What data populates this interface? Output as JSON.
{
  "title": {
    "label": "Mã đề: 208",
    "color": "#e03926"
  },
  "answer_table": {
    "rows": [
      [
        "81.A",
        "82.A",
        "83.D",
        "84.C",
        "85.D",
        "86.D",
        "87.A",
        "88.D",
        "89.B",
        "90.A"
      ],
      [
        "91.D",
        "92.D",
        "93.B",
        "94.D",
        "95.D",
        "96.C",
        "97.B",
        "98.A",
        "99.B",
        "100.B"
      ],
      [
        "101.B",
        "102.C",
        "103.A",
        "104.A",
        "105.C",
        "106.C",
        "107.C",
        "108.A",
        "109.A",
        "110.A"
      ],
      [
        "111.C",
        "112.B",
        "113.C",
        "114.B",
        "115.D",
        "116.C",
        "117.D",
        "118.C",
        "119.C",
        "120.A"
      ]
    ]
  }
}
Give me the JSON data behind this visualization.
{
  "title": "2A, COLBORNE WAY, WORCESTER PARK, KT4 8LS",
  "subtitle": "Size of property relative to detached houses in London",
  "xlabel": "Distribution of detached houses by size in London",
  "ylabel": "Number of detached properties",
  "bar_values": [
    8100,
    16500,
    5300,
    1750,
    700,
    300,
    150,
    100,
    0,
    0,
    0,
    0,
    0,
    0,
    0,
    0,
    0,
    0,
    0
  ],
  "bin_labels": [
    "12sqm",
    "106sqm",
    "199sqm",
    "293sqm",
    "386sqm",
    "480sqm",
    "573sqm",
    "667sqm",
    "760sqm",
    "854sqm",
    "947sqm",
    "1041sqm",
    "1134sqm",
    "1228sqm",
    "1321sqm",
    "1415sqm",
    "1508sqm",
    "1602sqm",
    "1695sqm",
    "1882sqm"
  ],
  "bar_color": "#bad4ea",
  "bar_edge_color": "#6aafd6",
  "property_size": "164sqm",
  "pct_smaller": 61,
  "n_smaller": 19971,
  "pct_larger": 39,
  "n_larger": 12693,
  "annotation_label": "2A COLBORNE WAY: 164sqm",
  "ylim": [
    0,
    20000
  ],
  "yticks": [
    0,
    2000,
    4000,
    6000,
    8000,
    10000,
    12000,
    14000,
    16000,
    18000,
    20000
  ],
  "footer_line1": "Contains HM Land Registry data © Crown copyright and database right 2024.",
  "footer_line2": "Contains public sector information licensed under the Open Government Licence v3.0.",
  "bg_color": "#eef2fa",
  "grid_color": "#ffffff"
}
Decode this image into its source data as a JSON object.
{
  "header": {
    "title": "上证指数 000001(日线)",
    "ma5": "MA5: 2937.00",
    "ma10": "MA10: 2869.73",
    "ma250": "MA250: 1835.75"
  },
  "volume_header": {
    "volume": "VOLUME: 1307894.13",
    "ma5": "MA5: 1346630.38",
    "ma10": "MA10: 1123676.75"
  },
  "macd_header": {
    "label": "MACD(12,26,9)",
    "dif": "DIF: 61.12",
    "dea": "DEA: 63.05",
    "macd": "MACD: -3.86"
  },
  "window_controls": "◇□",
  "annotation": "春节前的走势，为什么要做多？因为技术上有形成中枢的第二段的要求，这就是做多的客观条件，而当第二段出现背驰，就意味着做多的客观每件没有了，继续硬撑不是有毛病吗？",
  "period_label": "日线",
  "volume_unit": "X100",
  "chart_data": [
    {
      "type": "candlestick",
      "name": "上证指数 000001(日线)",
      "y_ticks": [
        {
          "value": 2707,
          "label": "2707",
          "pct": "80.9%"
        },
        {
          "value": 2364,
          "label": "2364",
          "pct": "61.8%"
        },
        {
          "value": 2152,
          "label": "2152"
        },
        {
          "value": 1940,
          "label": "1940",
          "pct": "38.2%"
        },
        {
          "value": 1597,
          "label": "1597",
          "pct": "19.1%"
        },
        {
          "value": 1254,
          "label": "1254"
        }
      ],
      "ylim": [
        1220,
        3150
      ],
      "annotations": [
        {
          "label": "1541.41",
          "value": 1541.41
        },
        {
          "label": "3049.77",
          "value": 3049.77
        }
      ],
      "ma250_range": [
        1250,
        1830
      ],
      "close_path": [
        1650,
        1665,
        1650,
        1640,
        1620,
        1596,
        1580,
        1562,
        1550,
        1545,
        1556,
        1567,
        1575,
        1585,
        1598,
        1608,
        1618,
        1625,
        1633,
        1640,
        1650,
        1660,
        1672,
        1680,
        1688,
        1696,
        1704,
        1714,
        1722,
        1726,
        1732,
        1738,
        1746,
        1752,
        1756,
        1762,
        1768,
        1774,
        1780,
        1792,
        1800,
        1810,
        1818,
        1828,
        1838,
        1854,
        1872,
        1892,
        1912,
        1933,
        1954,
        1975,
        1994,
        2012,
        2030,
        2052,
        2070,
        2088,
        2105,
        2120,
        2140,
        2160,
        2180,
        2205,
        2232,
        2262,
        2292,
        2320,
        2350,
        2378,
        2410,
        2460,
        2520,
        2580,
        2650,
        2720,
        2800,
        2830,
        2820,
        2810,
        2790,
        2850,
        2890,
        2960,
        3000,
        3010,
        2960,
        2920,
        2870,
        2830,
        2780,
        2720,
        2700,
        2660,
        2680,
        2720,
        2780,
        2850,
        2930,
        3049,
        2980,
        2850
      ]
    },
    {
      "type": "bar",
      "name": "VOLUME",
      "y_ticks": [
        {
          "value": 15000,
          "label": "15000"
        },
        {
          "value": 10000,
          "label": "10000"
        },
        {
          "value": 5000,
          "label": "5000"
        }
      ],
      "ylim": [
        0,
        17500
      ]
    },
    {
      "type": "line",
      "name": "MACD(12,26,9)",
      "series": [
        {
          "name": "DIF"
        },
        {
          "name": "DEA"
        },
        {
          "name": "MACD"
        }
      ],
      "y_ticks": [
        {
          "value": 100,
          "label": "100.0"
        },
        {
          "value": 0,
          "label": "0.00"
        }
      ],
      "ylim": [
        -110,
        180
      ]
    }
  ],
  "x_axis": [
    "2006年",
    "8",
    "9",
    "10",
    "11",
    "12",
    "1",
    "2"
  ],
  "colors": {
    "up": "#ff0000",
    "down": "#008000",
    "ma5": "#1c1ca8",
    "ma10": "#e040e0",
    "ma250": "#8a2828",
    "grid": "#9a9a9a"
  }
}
____
Task statement:
Every entry must be quoted exactly as it appears above.

Solved problem:
What data populates this interface? Output as JSON.
{
  "title": {
    "label": "Mã đề: 208",
    "color": "#e03926"
  },
  "answer_table": {
    "rows": [
      [
        "81.A",
        "82.A",
        "83.D",
        "84.C",
        "85.D",
        "86.D",
        "87.A",
        "88.D",
        "89.B",
        "90.A"
      ],
      [
        "91.D",
        "92.D",
        "93.B",
        "94.D",
        "95.D",
        "96.C",
        "97.B",
        "98.A",
        "99.B",
        "100.B"
      ],
      [
        "101.B",
        "102.C",
        "103.A",
        "104.A",
        "105.C",
        "106.C",
        "107.C",
        "108.A",
        "109.A",
        "110.A"
      ],
      [
        "111.C",
        "112.B",
        "113.C",
        "114.B",
        "115.D",
        "116.C",
        "117.D",
        "118.C",
        "119.C",
        "120.A"
      ]
    ]
  }
}
Give me the JSON data behind this visualization.
{
  "title": "2A, COLBORNE WAY, WORCESTER PARK, KT4 8LS",
  "subtitle": "Size of property relative to detached houses in London",
  "xlabel": "Distribution of detached houses by size in London",
  "ylabel": "Number of detached properties",
  "bar_values": [
    8100,
    16500,
    5300,
    1750,
    700,
    300,
    150,
    100,
    0,
    0,
    0,
    0,
    0,
    0,
    0,
    0,
    0,
    0,
    0
  ],
  "bin_labels": [
    "12sqm",
    "106sqm",
    "199sqm",
    "293sqm",
    "386sqm",
    "480sqm",
    "573sqm",
    "667sqm",
    "760sqm",
    "854sqm",
    "947sqm",
    "1041sqm",
    "1134sqm",
    "1228sqm",
    "1321sqm",
    "1415sqm",
    "1508sqm",
    "1602sqm",
    "1695sqm",
    "1882sqm"
  ],
  "bar_color": "#bad4ea",
  "bar_edge_color": "#6aafd6",
  "property_size": "164sqm",
  "pct_smaller": 61,
  "n_smaller": 19971,
  "pct_larger": 39,
  "n_larger": 12693,
  "annotation_label": "2A COLBORNE WAY: 164sqm",
  "ylim": [
    0,
    20000
  ],
  "yticks": [
    0,
    2000,
    4000,
    6000,
    8000,
    10000,
    12000,
    14000,
    16000,
    18000,
    20000
  ],
  "footer_line1": "Contains HM Land Registry data © Crown copyright and database right 2024.",
  "footer_line2": "Contains public sector information licensed under the Open Government Licence v3.0.",
  "bg_color": "#eef2fa",
  "grid_color": "#ffffff"
}
Decode this image into its source data as a JSON object.
{
  "header": {
    "title": "上证指数 000001(日线)",
    "ma5": "MA5: 2937.00",
    "ma10": "MA10: 2869.73",
    "ma250": "MA250: 1835.75"
  },
  "volume_header": {
    "volume": "VOLUME: 1307894.13",
    "ma5": "MA5: 1346630.38",
    "ma10": "MA10: 1123676.75"
  },
  "macd_header": {
    "label": "MACD(12,26,9)",
    "dif": "DIF: 61.12",
    "dea": "DEA: 63.05",
    "macd": "MACD: -3.86"
  },
  "window_controls": "◇□",
  "annotation": "春节前的走势，为什么要做多？因为技术上有形成中枢的第二段的要求，这就是做多的客观条件，而当第二段出现背驰，就意味着做多的客观每件没有了，继续硬撑不是有毛病吗？",
  "period_label": "日线",
  "volume_unit": "X100",
  "chart_data": [
    {
      "type": "candlestick",
      "name": "上证指数 000001(日线)",
      "y_ticks": [
        {
          "value": 2707,
          "label": "2707",
          "pct": "80.9%"
        },
        {
          "value": 2364,
          "label": "2364",
          "pct": "61.8%"
        },
        {
          "value": 2152,
          "label": "2152"
        },
        {
          "value": 1940,
          "label": "1940",
          "pct": "38.2%"
        },
        {
          "value": 1597,
          "label": "1597",
          "pct": "19.1%"
        },
        {
          "value": 1254,
          "label": "1254"
        }
      ],
      "ylim": [
        1220,
        3150
      ],
      "annotations": [
        {
          "label": "1541.41",
          "value": 1541.41
        },
        {
          "label": "3049.77",
          "value": 3049.77
        }
      ],
      "ma250_range": [
        1250,
        1830
      ],
      "close_path": [
        1650,
        1665,
        1650,
        1640,
        1620,
        1596,
        1580,
        1562,
        1550,
        1545,
        1556,
        1567,
        1575,
        1585,
        1598,
        1608,
        1618,
        1625,
        1633,
        1640,
        1650,
        1660,
        1672,
        1680,
        1688,
        1696,
        1704,
        1714,
        1722,
        1726,
        1732,
        1738,
        1746,
        1752,
        1756,
        1762,
        1768,
        1774,
        1780,
        1792,
        1800,
        1810,
        1818,
        1828,
        1838,
        1854,
        1872,
        1892,
        1912,
        1933,
        1954,
        1975,
        1994,
        2012,
        2030,
        2052,
        2070,
        2088,
        2105,
        2120,
        2140,
        2160,
        2180,
        2205,
        2232,
        2262,
        2292,
        2320,
        2350,
        2378,
        2410,
        2460,
        2520,
        2580,
        2650,
        2720,
        2800,
        2830,
        2820,
        2810,
        2790,
        2850,
        2890,
        2960,
        3000,
        3010,
        2960,
        2920,
        2870,
        2830,
        2780,
        2720,
        2700,
        2660,
        2680,
        2720,
        2780,
        2850,
        2930,
        3049,
        2980,
        2850
      ]
    },
    {
      "type": "bar",
      "name": "VOLUME",
      "y_ticks": [
        {
          "value": 15000,
          "label": "15000"
        },
        {
          "value": 10000,
          "label": "10000"
        },
        {
          "value": 5000,
          "label": "5000"
        }
      ],
      "ylim": [
        0,
        17500
      ]
    },
    {
      "type": "line",
      "name": "MACD(12,26,9)",
      "series": [
        {
          "name": "DIF"
        },
        {
          "name": "DEA"
        },
        {
          "name": "MACD"
        }
      ],
      "y_ticks": [
        {
          "value": 100,
          "label": "100.0"
        },
        {
          "value": 0,
          "label": "0.00"
        }
      ],
      "ylim": [
        -110,
        180
      ]
    }
  ],
  "x_axis": [
    "2006年",
    "8",
    "9",
    "10",
    "11",
    "12",
    "1",
    "2"
  ],
  "colors": {
    "up": "#ff0000",
    "down": "#008000",
    "ma5": "#1c1ca8",
    "ma10": "#e040e0",
    "ma250": "#8a2828",
    "grid": "#9a9a9a"
  }
}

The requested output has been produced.